** Start of Stored records **

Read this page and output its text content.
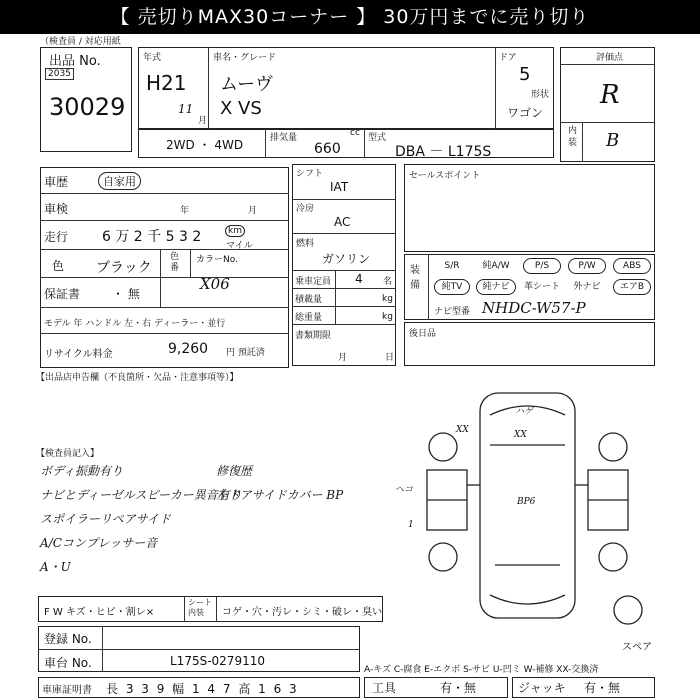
【 売切りMAX30コーナー 】 30万円までに売り切り
（検査員 / 対応用紙
出品 No.
2035
30029
年式
H21
11
月
車名・グレード
ムーヴ
X VS
ドア
5
形状
ワゴン
評価点
R
内装 B
2WD ・ 4WD	排気量	cc
660
型式
DBA － L175S
車歴	自家用
車検	年	月
走行 6 万 2 千 5 3 2	km
マイル
色 ブラック
色番
カラーNo.
X06
保証書	・ 無
モデル 年 ハンドル 左・右 ディーラー・並行
リサイクル料金	9,260 円 預託済
シフト
IAT
冷房
AC
燃料
ガソリン
乗車定員 4 名
積載量	kg
総重量	kg
書類期限
月	日
セールスポイント
装備
S/R	純A/W	P/S	P/W	ABS
純TV	純ナビ	革シート	外ナビ	エアB
ナビ型番 NHDC-W57-P
後日品
【出品店申告欄（不良箇所・欠品・注意事項等）】
【検査員記入】
ボディ振動有り
ナビとディーゼルスピーカー異音有り
スポイラーリペアサイド
A/Cコンプレッサー音
A・U
修復歴
左ドアサイドカバー BP
XX	XX
ハゲ
BP6
ヘコ
1
スペア
F W キズ・ヒビ・割レ×
シート 内装	コゲ・穴・汚レ・シミ・破レ・臭い
登録 No.
車台 No.	L175S-0279110
A-キズ C-腐食 E-エクボ S-サビ U-凹ミ W-補修 XX-交換済
車庫証明書 長 3 3 9 幅 1 4 7 高 1 6 3	工具	有・無	ジャッキ 有・無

** End of Stored records **

Repeat the data above exactly, but not the pictures.

**Answer to this exercise**
Read this page and output its text content.
【 売切りMAX30コーナー 】 30万円までに売り切り
（検査員 / 対応用紙
出品 No.
2035
30029
年式
H21
11
月
車名・グレード
ムーヴ
X VS
ドア
5
形状
ワゴン
評価点
R
内装 B
2WD ・ 4WD	排気量	cc
660
型式
DBA － L175S
車歴	自家用
車検	年	月
走行 6 万 2 千 5 3 2	km
マイル
色 ブラック
色番
カラーNo.
X06
保証書	・ 無
モデル 年 ハンドル 左・右 ディーラー・並行
リサイクル料金	9,260 円 預託済
シフト
IAT
冷房
AC
燃料
ガソリン
乗車定員 4 名
積載量	kg
総重量	kg
書類期限
月	日
セールスポイント
装備
S/R	純A/W	P/S	P/W	ABS
純TV	純ナビ	革シート	外ナビ	エアB
ナビ型番 NHDC-W57-P
後日品
【出品店申告欄（不良箇所・欠品・注意事項等）】
【検査員記入】
ボディ振動有り
ナビとディーゼルスピーカー異音有り
スポイラーリペアサイド
A/Cコンプレッサー音
A・U
修復歴
左ドアサイドカバー BP
XX	XX
ハゲ
BP6
ヘコ
1
スペア
F W キズ・ヒビ・割レ×
シート 内装	コゲ・穴・汚レ・シミ・破レ・臭い
登録 No.
車台 No.	L175S-0279110
A-キズ C-腐食 E-エクボ S-サビ U-凹ミ W-補修 XX-交換済
車庫証明書 長 3 3 9 幅 1 4 7 高 1 6 3	工具	有・無	ジャッキ 有・無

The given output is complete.